─── SUPPLIED RECORDS ───
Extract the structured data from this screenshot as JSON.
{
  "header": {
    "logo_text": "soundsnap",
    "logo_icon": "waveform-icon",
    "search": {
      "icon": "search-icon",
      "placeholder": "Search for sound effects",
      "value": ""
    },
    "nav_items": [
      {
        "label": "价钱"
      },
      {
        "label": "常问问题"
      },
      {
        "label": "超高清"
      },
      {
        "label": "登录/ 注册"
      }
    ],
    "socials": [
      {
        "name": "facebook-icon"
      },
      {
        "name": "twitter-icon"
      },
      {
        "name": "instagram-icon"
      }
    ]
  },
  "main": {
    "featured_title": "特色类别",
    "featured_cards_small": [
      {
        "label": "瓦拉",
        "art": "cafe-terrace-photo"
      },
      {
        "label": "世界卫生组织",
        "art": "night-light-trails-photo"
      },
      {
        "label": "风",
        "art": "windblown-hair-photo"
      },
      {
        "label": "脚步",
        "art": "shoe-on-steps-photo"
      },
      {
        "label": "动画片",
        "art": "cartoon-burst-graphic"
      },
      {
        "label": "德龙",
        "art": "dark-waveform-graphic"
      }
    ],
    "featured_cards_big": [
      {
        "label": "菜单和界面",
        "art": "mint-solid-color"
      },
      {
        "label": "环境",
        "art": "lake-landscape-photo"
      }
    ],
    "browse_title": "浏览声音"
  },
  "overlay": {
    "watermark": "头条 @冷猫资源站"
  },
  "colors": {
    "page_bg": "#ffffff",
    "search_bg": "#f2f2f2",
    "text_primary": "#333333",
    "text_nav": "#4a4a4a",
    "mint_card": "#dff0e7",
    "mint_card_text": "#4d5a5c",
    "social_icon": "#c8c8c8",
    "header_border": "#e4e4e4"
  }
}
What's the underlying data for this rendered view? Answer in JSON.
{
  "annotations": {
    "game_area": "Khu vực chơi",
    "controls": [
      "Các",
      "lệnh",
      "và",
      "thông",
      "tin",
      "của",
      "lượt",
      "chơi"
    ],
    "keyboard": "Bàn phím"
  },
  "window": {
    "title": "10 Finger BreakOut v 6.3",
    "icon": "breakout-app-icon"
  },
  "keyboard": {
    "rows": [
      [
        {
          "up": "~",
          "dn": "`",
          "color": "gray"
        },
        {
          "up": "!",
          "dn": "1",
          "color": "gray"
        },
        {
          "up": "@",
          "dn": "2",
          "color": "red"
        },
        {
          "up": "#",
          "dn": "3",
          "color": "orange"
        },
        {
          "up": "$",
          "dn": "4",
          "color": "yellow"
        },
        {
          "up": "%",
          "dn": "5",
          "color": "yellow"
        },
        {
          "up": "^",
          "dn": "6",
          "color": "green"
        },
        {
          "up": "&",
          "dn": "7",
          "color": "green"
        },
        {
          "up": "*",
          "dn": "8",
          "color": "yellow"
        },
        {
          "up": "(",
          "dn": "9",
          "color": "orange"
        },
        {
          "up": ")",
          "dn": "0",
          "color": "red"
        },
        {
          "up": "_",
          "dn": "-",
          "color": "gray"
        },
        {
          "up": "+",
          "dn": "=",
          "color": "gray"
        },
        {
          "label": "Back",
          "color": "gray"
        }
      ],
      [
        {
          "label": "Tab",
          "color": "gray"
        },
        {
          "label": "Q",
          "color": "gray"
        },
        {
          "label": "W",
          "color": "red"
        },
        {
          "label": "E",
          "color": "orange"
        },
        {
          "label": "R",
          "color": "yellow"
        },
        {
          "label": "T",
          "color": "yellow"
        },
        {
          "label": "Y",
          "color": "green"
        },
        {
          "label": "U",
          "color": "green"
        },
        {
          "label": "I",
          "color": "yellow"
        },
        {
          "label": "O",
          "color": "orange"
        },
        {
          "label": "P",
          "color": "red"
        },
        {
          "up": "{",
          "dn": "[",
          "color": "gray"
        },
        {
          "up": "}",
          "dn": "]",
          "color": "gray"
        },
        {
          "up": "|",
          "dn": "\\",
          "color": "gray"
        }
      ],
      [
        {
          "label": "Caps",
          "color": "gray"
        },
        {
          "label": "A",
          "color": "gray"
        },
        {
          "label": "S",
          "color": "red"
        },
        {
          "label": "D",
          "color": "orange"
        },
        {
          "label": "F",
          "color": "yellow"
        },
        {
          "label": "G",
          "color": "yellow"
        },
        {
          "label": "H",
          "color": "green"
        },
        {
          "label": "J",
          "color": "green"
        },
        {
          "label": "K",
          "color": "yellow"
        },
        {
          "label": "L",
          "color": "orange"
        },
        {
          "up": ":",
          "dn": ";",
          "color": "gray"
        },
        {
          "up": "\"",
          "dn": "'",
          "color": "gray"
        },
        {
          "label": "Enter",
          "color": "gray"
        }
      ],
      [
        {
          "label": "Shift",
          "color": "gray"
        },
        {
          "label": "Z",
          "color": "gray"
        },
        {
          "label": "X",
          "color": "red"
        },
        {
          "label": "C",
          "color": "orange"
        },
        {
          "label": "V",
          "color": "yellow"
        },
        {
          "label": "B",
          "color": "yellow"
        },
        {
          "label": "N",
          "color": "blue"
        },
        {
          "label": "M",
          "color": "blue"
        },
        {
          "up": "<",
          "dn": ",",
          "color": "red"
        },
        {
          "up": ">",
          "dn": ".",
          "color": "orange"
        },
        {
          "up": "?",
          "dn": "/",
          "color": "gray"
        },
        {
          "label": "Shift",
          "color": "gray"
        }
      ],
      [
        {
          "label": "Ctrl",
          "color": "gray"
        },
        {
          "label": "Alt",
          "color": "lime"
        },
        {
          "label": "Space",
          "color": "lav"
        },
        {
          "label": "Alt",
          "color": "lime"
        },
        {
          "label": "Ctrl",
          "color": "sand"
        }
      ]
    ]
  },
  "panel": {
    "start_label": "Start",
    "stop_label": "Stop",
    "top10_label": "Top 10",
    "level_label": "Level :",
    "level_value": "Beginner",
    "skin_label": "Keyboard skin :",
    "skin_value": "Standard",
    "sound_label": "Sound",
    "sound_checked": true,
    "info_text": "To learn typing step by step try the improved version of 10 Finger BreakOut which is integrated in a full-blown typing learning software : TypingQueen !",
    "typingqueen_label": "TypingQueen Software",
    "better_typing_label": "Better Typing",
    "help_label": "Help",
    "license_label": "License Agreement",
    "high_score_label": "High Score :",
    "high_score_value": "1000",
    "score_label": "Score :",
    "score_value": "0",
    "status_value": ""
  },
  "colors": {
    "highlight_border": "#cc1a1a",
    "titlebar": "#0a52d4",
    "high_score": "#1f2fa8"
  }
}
───
TASK TO CARRY OUT
Please set down the whole listing above without altering a single line.

EXERCISE ANSWER
Extract the structured data from this screenshot as JSON.
{
  "header": {
    "logo_text": "soundsnap",
    "logo_icon": "waveform-icon",
    "search": {
      "icon": "search-icon",
      "placeholder": "Search for sound effects",
      "value": ""
    },
    "nav_items": [
      {
        "label": "价钱"
      },
      {
        "label": "常问问题"
      },
      {
        "label": "超高清"
      },
      {
        "label": "登录/ 注册"
      }
    ],
    "socials": [
      {
        "name": "facebook-icon"
      },
      {
        "name": "twitter-icon"
      },
      {
        "name": "instagram-icon"
      }
    ]
  },
  "main": {
    "featured_title": "特色类别",
    "featured_cards_small": [
      {
        "label": "瓦拉",
        "art": "cafe-terrace-photo"
      },
      {
        "label": "世界卫生组织",
        "art": "night-light-trails-photo"
      },
      {
        "label": "风",
        "art": "windblown-hair-photo"
      },
      {
        "label": "脚步",
        "art": "shoe-on-steps-photo"
      },
      {
        "label": "动画片",
        "art": "cartoon-burst-graphic"
      },
      {
        "label": "德龙",
        "art": "dark-waveform-graphic"
      }
    ],
    "featured_cards_big": [
      {
        "label": "菜单和界面",
        "art": "mint-solid-color"
      },
      {
        "label": "环境",
        "art": "lake-landscape-photo"
      }
    ],
    "browse_title": "浏览声音"
  },
  "overlay": {
    "watermark": "头条 @冷猫资源站"
  },
  "colors": {
    "page_bg": "#ffffff",
    "search_bg": "#f2f2f2",
    "text_primary": "#333333",
    "text_nav": "#4a4a4a",
    "mint_card": "#dff0e7",
    "mint_card_text": "#4d5a5c",
    "social_icon": "#c8c8c8",
    "header_border": "#e4e4e4"
  }
}
What's the underlying data for this rendered view? Answer in JSON.
{
  "annotations": {
    "game_area": "Khu vực chơi",
    "controls": [
      "Các",
      "lệnh",
      "và",
      "thông",
      "tin",
      "của",
      "lượt",
      "chơi"
    ],
    "keyboard": "Bàn phím"
  },
  "window": {
    "title": "10 Finger BreakOut v 6.3",
    "icon": "breakout-app-icon"
  },
  "keyboard": {
    "rows": [
      [
        {
          "up": "~",
          "dn": "`",
          "color": "gray"
        },
        {
          "up": "!",
          "dn": "1",
          "color": "gray"
        },
        {
          "up": "@",
          "dn": "2",
          "color": "red"
        },
        {
          "up": "#",
          "dn": "3",
          "color": "orange"
        },
        {
          "up": "$",
          "dn": "4",
          "color": "yellow"
        },
        {
          "up": "%",
          "dn": "5",
          "color": "yellow"
        },
        {
          "up": "^",
          "dn": "6",
          "color": "green"
        },
        {
          "up": "&",
          "dn": "7",
          "color": "green"
        },
        {
          "up": "*",
          "dn": "8",
          "color": "yellow"
        },
        {
          "up": "(",
          "dn": "9",
          "color": "orange"
        },
        {
          "up": ")",
          "dn": "0",
          "color": "red"
        },
        {
          "up": "_",
          "dn": "-",
          "color": "gray"
        },
        {
          "up": "+",
          "dn": "=",
          "color": "gray"
        },
        {
          "label": "Back",
          "color": "gray"
        }
      ],
      [
        {
          "label": "Tab",
          "color": "gray"
        },
        {
          "label": "Q",
          "color": "gray"
        },
        {
          "label": "W",
          "color": "red"
        },
        {
          "label": "E",
          "color": "orange"
        },
        {
          "label": "R",
          "color": "yellow"
        },
        {
          "label": "T",
          "color": "yellow"
        },
        {
          "label": "Y",
          "color": "green"
        },
        {
          "label": "U",
          "color": "green"
        },
        {
          "label": "I",
          "color": "yellow"
        },
        {
          "label": "O",
          "color": "orange"
        },
        {
          "label": "P",
          "color": "red"
        },
        {
          "up": "{",
          "dn": "[",
          "color": "gray"
        },
        {
          "up": "}",
          "dn": "]",
          "color": "gray"
        },
        {
          "up": "|",
          "dn": "\\",
          "color": "gray"
        }
      ],
      [
        {
          "label": "Caps",
          "color": "gray"
        },
        {
          "label": "A",
          "color": "gray"
        },
        {
          "label": "S",
          "color": "red"
        },
        {
          "label": "D",
          "color": "orange"
        },
        {
          "label": "F",
          "color": "yellow"
        },
        {
          "label": "G",
          "color": "yellow"
        },
        {
          "label": "H",
          "color": "green"
        },
        {
          "label": "J",
          "color": "green"
        },
        {
          "label": "K",
          "color": "yellow"
        },
        {
          "label": "L",
          "color": "orange"
        },
        {
          "up": ":",
          "dn": ";",
          "color": "gray"
        },
        {
          "up": "\"",
          "dn": "'",
          "color": "gray"
        },
        {
          "label": "Enter",
          "color": "gray"
        }
      ],
      [
        {
          "label": "Shift",
          "color": "gray"
        },
        {
          "label": "Z",
          "color": "gray"
        },
        {
          "label": "X",
          "color": "red"
        },
        {
          "label": "C",
          "color": "orange"
        },
        {
          "label": "V",
          "color": "yellow"
        },
        {
          "label": "B",
          "color": "yellow"
        },
        {
          "label": "N",
          "color": "blue"
        },
        {
          "label": "M",
          "color": "blue"
        },
        {
          "up": "<",
          "dn": ",",
          "color": "red"
        },
        {
          "up": ">",
          "dn": ".",
          "color": "orange"
        },
        {
          "up": "?",
          "dn": "/",
          "color": "gray"
        },
        {
          "label": "Shift",
          "color": "gray"
        }
      ],
      [
        {
          "label": "Ctrl",
          "color": "gray"
        },
        {
          "label": "Alt",
          "color": "lime"
        },
        {
          "label": "Space",
          "color": "lav"
        },
        {
          "label": "Alt",
          "color": "lime"
        },
        {
          "label": "Ctrl",
          "color": "sand"
        }
      ]
    ]
  },
  "panel": {
    "start_label": "Start",
    "stop_label": "Stop",
    "top10_label": "Top 10",
    "level_label": "Level :",
    "level_value": "Beginner",
    "skin_label": "Keyboard skin :",
    "skin_value": "Standard",
    "sound_label": "Sound",
    "sound_checked": true,
    "info_text": "To learn typing step by step try the improved version of 10 Finger BreakOut which is integrated in a full-blown typing learning software : TypingQueen !",
    "typingqueen_label": "TypingQueen Software",
    "better_typing_label": "Better Typing",
    "help_label": "Help",
    "license_label": "License Agreement",
    "high_score_label": "High Score :",
    "high_score_value": "1000",
    "score_label": "Score :",
    "score_value": "0",
    "status_value": ""
  },
  "colors": {
    "highlight_border": "#cc1a1a",
    "titlebar": "#0a52d4",
    "high_score": "#1f2fa8"
  }
}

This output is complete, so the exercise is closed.